#### [The task]
Quote every line as written. Omit pictures.

━━━━

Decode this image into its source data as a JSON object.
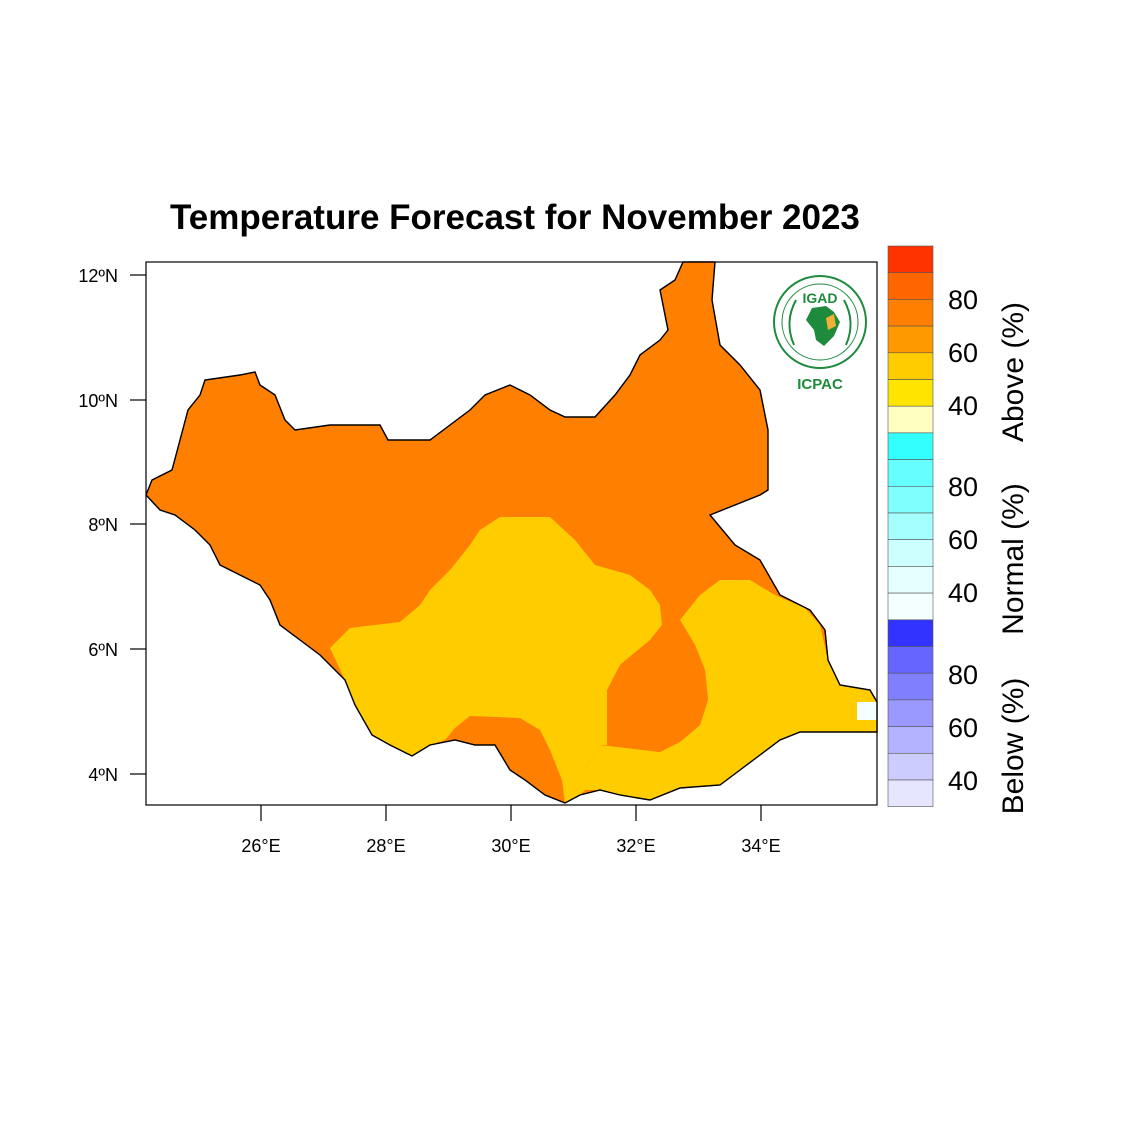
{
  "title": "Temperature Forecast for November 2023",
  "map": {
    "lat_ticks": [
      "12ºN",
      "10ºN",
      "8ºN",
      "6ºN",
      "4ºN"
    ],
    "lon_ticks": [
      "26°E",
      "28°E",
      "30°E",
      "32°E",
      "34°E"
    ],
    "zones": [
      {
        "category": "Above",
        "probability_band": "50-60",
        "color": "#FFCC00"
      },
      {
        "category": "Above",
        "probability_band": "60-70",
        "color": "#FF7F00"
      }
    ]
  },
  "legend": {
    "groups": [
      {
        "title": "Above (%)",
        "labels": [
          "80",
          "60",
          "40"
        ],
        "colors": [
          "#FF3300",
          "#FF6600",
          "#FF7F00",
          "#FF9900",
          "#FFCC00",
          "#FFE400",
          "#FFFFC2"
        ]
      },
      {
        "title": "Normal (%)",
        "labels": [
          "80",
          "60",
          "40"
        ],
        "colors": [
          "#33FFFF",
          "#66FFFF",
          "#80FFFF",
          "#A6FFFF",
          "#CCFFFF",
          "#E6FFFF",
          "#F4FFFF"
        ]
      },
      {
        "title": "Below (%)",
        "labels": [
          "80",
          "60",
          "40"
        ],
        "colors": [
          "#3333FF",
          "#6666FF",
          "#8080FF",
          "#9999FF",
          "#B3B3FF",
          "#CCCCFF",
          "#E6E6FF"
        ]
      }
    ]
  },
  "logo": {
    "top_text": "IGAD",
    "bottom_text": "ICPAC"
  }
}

━━━━

#### [Solution]
Decode this image into its source data as a JSON object.
{
  "title": "Temperature Forecast for November 2023",
  "map": {
    "lat_ticks": [
      "12ºN",
      "10ºN",
      "8ºN",
      "6ºN",
      "4ºN"
    ],
    "lon_ticks": [
      "26°E",
      "28°E",
      "30°E",
      "32°E",
      "34°E"
    ],
    "zones": [
      {
        "category": "Above",
        "probability_band": "50-60",
        "color": "#FFCC00"
      },
      {
        "category": "Above",
        "probability_band": "60-70",
        "color": "#FF7F00"
      }
    ]
  },
  "legend": {
    "groups": [
      {
        "title": "Above (%)",
        "labels": [
          "80",
          "60",
          "40"
        ],
        "colors": [
          "#FF3300",
          "#FF6600",
          "#FF7F00",
          "#FF9900",
          "#FFCC00",
          "#FFE400",
          "#FFFFC2"
        ]
      },
      {
        "title": "Normal (%)",
        "labels": [
          "80",
          "60",
          "40"
        ],
        "colors": [
          "#33FFFF",
          "#66FFFF",
          "#80FFFF",
          "#A6FFFF",
          "#CCFFFF",
          "#E6FFFF",
          "#F4FFFF"
        ]
      },
      {
        "title": "Below (%)",
        "labels": [
          "80",
          "60",
          "40"
        ],
        "colors": [
          "#3333FF",
          "#6666FF",
          "#8080FF",
          "#9999FF",
          "#B3B3FF",
          "#CCCCFF",
          "#E6E6FF"
        ]
      }
    ]
  },
  "logo": {
    "top_text": "IGAD",
    "bottom_text": "ICPAC"
  }
}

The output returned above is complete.